- YOUR OBJECTIVE
Locate the string "JSON" throughout the material and copy every line in which it occurs.

- SUPPLIED DATA
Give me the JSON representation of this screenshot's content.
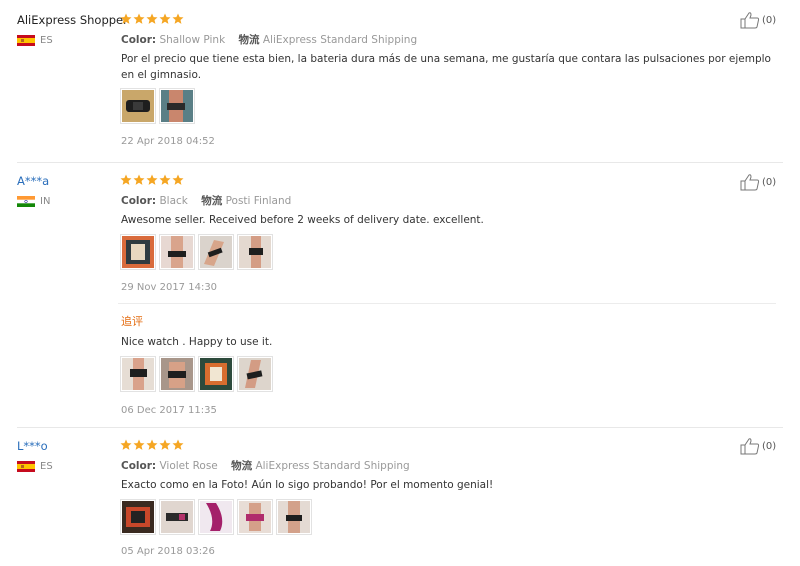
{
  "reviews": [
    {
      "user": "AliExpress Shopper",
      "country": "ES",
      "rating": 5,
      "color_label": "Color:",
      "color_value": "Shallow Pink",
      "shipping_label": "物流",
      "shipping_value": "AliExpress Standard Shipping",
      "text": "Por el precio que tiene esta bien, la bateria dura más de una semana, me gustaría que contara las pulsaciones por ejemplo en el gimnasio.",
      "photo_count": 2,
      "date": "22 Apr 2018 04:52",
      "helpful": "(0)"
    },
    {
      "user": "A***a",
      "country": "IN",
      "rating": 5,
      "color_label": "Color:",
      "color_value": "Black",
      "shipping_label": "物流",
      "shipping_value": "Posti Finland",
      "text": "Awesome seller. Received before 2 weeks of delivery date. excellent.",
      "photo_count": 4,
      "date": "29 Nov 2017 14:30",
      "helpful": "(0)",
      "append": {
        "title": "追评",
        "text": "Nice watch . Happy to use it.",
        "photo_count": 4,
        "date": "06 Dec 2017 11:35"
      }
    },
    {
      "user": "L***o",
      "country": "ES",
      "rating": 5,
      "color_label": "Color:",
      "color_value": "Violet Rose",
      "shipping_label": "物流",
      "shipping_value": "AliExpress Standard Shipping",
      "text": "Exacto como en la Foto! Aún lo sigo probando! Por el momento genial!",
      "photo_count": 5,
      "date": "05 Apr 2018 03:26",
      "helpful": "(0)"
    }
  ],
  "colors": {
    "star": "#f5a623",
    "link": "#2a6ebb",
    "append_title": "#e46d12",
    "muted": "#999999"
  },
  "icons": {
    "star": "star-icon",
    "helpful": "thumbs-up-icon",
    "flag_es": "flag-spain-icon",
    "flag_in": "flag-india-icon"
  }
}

...

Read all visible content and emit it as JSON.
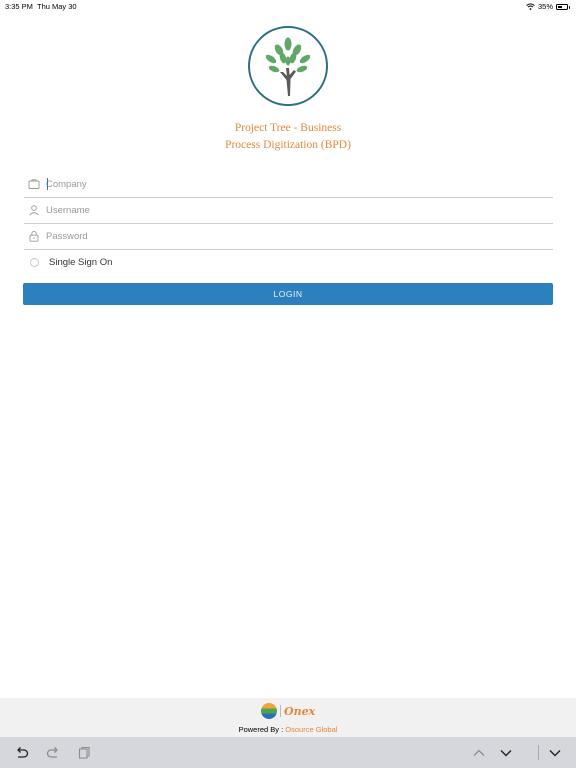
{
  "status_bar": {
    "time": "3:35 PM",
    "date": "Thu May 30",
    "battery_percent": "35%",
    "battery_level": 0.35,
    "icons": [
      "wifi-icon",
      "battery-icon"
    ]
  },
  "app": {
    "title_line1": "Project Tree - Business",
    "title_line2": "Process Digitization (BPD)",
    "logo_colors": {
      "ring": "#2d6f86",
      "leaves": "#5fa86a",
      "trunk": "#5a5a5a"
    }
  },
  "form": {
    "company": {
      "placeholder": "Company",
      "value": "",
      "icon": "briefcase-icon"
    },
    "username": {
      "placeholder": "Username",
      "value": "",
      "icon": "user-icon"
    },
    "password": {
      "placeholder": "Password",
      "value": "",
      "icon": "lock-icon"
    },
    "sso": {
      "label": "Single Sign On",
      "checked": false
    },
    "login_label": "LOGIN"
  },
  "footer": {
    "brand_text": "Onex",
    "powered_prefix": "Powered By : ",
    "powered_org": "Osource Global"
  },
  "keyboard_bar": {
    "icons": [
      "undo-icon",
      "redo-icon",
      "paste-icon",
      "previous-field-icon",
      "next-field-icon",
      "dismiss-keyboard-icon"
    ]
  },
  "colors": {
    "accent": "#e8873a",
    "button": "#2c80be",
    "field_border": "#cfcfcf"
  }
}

- WRITTEN RESPONSE
Give me the JSON representation of this screenshot's content.
Read all visible content and emit it as JSON.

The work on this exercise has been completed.